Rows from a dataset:
┌────────
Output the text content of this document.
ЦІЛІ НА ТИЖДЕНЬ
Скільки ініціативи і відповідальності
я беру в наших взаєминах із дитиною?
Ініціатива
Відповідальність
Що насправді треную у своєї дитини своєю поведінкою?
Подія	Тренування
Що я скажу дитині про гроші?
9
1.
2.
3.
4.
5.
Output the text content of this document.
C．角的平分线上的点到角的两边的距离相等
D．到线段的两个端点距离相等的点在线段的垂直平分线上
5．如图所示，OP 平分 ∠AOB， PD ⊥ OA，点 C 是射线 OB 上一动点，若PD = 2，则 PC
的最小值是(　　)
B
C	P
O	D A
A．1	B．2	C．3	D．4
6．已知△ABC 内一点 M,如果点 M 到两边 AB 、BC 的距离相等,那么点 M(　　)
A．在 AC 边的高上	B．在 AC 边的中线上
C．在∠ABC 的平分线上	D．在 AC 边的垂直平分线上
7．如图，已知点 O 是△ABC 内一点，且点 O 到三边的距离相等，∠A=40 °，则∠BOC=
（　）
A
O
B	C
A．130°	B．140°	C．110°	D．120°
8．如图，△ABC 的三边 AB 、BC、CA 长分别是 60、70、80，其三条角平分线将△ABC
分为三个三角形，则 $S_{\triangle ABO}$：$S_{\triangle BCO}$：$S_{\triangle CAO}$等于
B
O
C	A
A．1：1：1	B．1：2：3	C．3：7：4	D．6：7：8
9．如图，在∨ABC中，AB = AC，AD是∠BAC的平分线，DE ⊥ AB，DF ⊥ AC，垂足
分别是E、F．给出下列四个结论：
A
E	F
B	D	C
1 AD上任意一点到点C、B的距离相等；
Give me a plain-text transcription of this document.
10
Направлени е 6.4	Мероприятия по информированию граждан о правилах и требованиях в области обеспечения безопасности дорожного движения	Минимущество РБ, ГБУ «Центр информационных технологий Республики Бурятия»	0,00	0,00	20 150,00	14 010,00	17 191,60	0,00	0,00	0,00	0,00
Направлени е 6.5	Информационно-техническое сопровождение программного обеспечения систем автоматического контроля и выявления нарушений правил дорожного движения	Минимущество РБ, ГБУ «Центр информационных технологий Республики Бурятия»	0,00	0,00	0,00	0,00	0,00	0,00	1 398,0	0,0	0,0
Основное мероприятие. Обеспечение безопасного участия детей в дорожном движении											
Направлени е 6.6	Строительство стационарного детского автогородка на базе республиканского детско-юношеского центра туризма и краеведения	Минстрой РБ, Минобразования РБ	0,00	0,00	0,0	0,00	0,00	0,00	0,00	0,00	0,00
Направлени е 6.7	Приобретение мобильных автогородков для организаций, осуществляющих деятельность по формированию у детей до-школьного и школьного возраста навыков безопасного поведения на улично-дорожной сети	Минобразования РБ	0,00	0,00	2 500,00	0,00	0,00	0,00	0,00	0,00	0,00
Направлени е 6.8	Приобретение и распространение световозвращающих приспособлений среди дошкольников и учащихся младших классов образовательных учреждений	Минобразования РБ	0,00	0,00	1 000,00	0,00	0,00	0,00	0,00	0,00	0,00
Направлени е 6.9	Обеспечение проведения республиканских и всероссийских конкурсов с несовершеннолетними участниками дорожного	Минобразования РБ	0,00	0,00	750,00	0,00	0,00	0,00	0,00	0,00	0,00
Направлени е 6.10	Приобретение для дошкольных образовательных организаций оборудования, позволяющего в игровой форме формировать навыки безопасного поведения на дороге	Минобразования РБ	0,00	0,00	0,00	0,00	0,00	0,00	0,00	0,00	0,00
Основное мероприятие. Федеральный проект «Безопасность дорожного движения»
└────────
# [What you will do]
Pick out each line containing "Обеспечение" and report it.

# [Answer to this exercise]
Основное мероприятие. Обеспечение безопасного участия детей в дорожном движении											
Направлени е 6.9	Обеспечение проведения республиканских и всероссийских конкурсов с несовершеннолетними участниками дорожного	Минобразования РБ	0,00	0,00	750,00	0,00	0,00	0,00	0,00	0,00	0,00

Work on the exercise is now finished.